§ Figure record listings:
* begin *

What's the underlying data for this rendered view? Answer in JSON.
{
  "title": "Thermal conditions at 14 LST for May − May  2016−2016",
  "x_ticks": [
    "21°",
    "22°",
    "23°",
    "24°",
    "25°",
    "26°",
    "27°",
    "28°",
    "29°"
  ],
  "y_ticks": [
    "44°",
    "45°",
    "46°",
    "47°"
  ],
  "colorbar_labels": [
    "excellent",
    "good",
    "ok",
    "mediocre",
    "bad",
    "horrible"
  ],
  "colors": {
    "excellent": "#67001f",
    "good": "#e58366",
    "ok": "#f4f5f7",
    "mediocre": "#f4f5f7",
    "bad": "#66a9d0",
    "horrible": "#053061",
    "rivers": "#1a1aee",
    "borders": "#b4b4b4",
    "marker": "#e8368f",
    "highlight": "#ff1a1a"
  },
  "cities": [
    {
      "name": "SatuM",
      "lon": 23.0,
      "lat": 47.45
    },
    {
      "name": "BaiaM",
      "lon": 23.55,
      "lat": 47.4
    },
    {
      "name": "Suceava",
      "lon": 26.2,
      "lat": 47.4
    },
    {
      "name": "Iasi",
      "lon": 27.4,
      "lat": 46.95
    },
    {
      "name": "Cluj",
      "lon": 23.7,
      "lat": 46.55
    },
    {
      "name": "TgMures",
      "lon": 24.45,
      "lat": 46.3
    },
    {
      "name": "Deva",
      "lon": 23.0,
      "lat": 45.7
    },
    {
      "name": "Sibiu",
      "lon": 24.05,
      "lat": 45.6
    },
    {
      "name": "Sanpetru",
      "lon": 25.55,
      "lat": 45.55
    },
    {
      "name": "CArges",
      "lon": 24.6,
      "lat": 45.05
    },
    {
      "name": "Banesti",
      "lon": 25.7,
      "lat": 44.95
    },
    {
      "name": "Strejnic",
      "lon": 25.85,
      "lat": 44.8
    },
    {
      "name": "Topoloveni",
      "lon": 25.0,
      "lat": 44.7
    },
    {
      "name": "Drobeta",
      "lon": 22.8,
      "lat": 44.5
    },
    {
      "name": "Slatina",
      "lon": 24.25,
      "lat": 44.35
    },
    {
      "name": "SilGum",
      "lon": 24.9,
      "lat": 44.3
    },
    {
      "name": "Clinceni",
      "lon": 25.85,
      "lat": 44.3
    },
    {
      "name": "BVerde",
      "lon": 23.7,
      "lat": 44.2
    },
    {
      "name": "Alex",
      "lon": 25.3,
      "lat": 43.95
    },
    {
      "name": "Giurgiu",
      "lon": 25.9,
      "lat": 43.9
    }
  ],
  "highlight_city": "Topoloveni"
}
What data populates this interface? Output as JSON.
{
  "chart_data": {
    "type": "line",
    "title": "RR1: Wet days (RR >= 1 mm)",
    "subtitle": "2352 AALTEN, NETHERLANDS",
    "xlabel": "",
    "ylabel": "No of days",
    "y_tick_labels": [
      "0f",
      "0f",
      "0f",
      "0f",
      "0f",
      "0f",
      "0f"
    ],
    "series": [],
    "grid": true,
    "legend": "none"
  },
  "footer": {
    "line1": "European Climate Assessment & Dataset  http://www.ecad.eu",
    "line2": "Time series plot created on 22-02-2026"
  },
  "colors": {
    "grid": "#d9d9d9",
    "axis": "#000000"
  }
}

* end *

§ What the task asks:
Repeat exactly the lines above, starting with the line that contains "What data populates" and ending with the last line, both included, and nothing else.

§ Exercise output:
What data populates this interface? Output as JSON.
{
  "chart_data": {
    "type": "line",
    "title": "RR1: Wet days (RR >= 1 mm)",
    "subtitle": "2352 AALTEN, NETHERLANDS",
    "xlabel": "",
    "ylabel": "No of days",
    "y_tick_labels": [
      "0f",
      "0f",
      "0f",
      "0f",
      "0f",
      "0f",
      "0f"
    ],
    "series": [],
    "grid": true,
    "legend": "none"
  },
  "footer": {
    "line1": "European Climate Assessment & Dataset  http://www.ecad.eu",
    "line2": "Time series plot created on 22-02-2026"
  },
  "colors": {
    "grid": "#d9d9d9",
    "axis": "#000000"
  }
}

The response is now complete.